WORK INSTRUCTIONS.
1. Answer these questions using the passage on climate change and disasters.
(a) How many people did the landslide in Oso, Washington, kill in March 2014?
(b) Below what temperature rise did the Paris Agreement of 2015 agree to keep warming?
(c) How much did the state of Washington and Grandy Lake Forest Associates agree to pay in damages to survivors?
2. Extend the passage on climate change and blame for disasters by writing what comes next after its final sentence.

PROVIDED TEXT.

While climate change–induced drought may have contributed, the heart of the war probably lies in the long history of conflict between Shiites and Sunnis coupled with the problematic 2003 U.S. invasion of Iraq that pushed more than a million refugees from Iraq to Syria. But if we keep on harping on climate change as the important causal factor, it becomes easier to ignore the Shiite-Sunni struggle that is playing out in countries other than Syria as well. Of course, even if the world were to dramatically reduce its greenhouse gas emissions to keep the temperature rise below 2 degree Celsius, as agreed in the Paris Agreement of 2015, Syrian conflicts and other conflicts will not go away.

This becomes problematic, as there are times when natural disasters require clear indication of who is to blame for the problem. For example, a landslide in Oso, Washington, killed 43 people in March 2014. It’s true that the Pacific Northwest is prone to landslides, and it also receives a lot of rain—118 inches annually on the western slope of the Cascades.  While climate change will probably increase the number and intensity of heavy showers, leading to more frequent landslides, intensive logging and government negligence in permitting new construction in these areas cause the real disasters. In fact, a 2010 study commissioned by the county to comply with the requirements of the federal Disaster Mitigation Act had warned of the danger of mudslides in this area. Arguably, the county should have disallowed development but did not. In October of this year, the state of Washington and Grandy Lake Forest Associates, the timber company that logged the area, acknowledged their negligence and agreed to pay $60 million in damages to survivors.

[Data entries]
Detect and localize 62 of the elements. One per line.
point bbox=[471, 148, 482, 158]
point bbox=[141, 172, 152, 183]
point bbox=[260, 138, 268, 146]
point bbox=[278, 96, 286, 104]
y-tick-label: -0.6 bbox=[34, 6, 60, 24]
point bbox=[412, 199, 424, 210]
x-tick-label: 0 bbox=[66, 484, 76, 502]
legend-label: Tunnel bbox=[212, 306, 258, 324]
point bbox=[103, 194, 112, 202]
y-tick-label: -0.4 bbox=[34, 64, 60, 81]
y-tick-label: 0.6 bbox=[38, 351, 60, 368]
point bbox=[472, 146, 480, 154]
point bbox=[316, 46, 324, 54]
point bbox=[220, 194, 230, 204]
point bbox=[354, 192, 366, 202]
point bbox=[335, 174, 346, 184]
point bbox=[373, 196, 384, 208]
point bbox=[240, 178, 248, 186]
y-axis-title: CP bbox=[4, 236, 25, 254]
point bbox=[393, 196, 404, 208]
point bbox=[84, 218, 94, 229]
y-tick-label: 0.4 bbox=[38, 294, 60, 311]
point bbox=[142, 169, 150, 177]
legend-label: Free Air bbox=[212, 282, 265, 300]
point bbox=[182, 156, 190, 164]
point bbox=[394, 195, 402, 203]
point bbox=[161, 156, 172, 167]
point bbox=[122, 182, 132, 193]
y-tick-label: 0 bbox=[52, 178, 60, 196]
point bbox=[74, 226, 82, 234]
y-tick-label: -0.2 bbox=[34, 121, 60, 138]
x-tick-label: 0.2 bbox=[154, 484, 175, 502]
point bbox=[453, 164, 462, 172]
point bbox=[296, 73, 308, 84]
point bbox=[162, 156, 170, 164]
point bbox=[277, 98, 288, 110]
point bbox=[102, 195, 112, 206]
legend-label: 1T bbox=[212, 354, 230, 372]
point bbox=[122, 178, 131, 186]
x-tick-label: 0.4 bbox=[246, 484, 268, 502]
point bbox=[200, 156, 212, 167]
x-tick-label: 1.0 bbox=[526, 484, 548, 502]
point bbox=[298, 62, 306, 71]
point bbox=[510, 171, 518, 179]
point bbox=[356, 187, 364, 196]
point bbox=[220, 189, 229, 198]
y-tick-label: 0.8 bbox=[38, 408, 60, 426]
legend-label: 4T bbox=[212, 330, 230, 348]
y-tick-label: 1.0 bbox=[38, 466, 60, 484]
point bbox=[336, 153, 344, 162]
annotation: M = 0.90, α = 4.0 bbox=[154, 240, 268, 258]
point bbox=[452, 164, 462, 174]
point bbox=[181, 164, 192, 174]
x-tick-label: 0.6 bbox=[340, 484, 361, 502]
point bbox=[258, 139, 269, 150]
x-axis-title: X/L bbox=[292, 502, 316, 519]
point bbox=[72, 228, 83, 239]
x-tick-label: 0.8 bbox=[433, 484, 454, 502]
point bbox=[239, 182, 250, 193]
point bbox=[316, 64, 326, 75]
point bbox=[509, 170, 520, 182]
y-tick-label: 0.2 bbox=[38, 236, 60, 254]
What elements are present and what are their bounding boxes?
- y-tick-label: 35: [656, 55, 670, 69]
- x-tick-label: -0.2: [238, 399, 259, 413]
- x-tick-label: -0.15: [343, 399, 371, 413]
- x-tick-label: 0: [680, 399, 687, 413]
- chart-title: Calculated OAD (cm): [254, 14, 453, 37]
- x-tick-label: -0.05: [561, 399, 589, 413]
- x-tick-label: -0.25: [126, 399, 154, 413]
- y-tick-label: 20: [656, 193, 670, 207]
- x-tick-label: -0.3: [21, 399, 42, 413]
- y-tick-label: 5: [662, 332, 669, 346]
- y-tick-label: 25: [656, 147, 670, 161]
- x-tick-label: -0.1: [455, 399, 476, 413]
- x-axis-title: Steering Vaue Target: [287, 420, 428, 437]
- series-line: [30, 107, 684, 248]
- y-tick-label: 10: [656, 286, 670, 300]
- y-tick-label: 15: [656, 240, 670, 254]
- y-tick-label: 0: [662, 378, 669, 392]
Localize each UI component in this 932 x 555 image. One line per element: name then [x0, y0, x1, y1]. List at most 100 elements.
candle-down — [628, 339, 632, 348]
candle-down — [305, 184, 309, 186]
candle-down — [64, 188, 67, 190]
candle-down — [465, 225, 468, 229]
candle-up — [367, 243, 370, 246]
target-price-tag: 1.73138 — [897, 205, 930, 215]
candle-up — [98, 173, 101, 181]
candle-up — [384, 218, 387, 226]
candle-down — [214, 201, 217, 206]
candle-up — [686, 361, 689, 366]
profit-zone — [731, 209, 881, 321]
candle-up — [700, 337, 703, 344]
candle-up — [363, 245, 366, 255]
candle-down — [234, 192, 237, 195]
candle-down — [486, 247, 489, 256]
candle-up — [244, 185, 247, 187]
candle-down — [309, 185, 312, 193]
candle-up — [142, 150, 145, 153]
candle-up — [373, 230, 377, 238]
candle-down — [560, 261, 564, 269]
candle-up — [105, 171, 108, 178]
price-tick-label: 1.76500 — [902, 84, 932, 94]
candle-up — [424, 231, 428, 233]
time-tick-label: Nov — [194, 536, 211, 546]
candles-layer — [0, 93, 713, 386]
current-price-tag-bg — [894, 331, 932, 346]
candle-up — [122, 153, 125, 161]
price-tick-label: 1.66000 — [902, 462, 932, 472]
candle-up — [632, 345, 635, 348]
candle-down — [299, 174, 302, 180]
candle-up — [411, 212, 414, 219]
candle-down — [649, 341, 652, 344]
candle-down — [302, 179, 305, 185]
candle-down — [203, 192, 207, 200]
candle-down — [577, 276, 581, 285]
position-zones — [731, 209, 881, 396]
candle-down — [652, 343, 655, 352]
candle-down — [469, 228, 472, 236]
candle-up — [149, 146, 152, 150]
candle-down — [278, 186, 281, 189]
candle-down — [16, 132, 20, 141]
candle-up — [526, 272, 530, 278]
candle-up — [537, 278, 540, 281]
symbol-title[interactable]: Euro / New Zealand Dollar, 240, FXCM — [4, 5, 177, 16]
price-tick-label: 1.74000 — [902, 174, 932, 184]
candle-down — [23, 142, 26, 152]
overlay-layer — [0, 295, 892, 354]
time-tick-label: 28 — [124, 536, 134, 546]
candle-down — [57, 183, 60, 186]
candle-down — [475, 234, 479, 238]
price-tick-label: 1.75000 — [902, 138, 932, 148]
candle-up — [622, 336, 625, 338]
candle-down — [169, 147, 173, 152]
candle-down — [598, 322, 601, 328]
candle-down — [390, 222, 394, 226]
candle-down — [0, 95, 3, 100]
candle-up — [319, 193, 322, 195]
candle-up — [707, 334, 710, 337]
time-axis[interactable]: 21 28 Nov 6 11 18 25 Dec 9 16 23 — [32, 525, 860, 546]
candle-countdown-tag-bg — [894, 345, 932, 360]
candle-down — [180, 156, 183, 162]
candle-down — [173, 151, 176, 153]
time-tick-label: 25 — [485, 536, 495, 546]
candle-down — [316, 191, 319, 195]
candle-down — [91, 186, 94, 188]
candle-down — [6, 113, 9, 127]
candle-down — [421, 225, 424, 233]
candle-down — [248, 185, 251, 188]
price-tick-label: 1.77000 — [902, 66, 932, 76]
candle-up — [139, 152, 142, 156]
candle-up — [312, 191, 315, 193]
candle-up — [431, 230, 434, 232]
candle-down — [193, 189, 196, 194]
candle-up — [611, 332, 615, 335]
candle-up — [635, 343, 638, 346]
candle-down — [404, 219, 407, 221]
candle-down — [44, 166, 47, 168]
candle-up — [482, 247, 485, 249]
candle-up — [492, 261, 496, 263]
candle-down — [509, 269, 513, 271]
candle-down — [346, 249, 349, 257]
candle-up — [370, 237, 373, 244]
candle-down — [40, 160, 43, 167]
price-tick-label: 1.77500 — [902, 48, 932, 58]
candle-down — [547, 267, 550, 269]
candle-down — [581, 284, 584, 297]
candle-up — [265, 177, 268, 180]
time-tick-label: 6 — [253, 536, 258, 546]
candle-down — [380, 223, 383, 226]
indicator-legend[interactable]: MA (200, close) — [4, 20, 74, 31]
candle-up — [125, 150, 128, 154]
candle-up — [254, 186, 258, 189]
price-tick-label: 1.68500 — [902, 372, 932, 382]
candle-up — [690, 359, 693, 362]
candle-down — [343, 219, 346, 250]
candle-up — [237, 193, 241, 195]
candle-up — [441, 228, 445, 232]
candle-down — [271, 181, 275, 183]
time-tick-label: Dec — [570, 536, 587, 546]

EXPECTED OUTPUTS.
1.
(a) 43 people
(b) 2 degrees Celsius
(c) $60 million

2.
We should guard against blaming Oso on climate change. Such events are more of an indication of discreet problems, often caused by government and private actors behaving irresponsibility and neglecting their due diligence in scenarios that would have allowed their communities to better cope with extreme weather events. It is the government and timber companies that should pay. If anything, they should be held to even higher standards, thanks to the increased risk posed by climate change.

When heavy rains in Chennai, India, in December caused massive floods, CNN wrote, “Chennai Floods a Climate Change Wake-Up Call for World.” The consequences of the flooding were horrendous: about 300 dead, massive economic dislocation, and disease outbreaks. While global warming probably accentuated the torrential rains, it was actually policy failures that allowed heavy rains to cause the flood and human suffering: Over the past two decades, the city government has systematically disregarded basic principles of ecology and urban planning by building structures in flood plains and marshlands. For example, an international airport and the information technology corridor are constructed on flood plains. During the flooding they went under. It may be true that the floods should help people realize the dangers of global warming. Climate change is real and will cause serious suffering, which is why we as a society should take steps to address it. But the suffering that will result is not just the fault of climate change—it is often also the result of bad policy.

Climate change is often going to be the domino that falls. But that does not mean we can ignore the rest of the dominos in the row. Doing so is tempting and perhaps advantageous: Climate change is a big, messy problem for which a specific individual or government cannot be held accountable (even though human actions are certainly to blame). Blaming climate change for flooding makes it easier to escape responsibility for not enforcing zoning laws or allowing development on flood plains. But this is not sound policy.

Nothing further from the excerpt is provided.